• _EXCERPTED RECORDS_
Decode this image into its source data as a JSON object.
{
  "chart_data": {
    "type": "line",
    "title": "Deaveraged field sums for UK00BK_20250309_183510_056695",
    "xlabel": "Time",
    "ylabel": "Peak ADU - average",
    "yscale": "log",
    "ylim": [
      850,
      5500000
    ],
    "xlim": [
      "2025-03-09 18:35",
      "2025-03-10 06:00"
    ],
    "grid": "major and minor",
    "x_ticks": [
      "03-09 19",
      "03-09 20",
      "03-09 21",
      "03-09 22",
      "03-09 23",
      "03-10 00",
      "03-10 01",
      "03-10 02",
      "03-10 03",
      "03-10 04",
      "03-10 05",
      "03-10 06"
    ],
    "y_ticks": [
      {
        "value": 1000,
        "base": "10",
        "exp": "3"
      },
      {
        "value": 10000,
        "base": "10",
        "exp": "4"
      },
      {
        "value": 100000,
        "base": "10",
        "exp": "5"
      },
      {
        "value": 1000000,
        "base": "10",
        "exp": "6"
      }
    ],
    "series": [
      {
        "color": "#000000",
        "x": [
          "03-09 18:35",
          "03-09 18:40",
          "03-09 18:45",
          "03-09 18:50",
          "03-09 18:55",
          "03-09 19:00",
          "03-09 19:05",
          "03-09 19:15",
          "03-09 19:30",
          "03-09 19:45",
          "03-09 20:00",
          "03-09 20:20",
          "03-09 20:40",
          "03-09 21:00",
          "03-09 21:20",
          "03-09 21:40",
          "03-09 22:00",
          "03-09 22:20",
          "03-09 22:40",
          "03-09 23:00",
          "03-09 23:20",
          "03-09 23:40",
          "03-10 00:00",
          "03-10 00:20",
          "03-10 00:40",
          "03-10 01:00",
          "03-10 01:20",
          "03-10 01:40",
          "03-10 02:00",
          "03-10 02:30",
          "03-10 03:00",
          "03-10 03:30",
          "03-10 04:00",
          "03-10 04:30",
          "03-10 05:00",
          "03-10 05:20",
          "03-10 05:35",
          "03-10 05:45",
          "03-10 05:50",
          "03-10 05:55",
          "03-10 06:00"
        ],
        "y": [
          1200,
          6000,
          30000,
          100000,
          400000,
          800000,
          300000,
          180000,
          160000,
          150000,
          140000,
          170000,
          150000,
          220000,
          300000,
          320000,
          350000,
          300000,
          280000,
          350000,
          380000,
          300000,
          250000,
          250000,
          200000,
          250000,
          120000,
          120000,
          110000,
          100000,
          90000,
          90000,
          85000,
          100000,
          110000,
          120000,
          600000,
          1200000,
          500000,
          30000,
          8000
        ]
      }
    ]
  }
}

• _EXERCISE_
Extract lines where the string "value" occurs.

• _FINAL RESULT_
        "value": 1000,
        "value": 10000,
        "value": 100000,
        "value": 1000000,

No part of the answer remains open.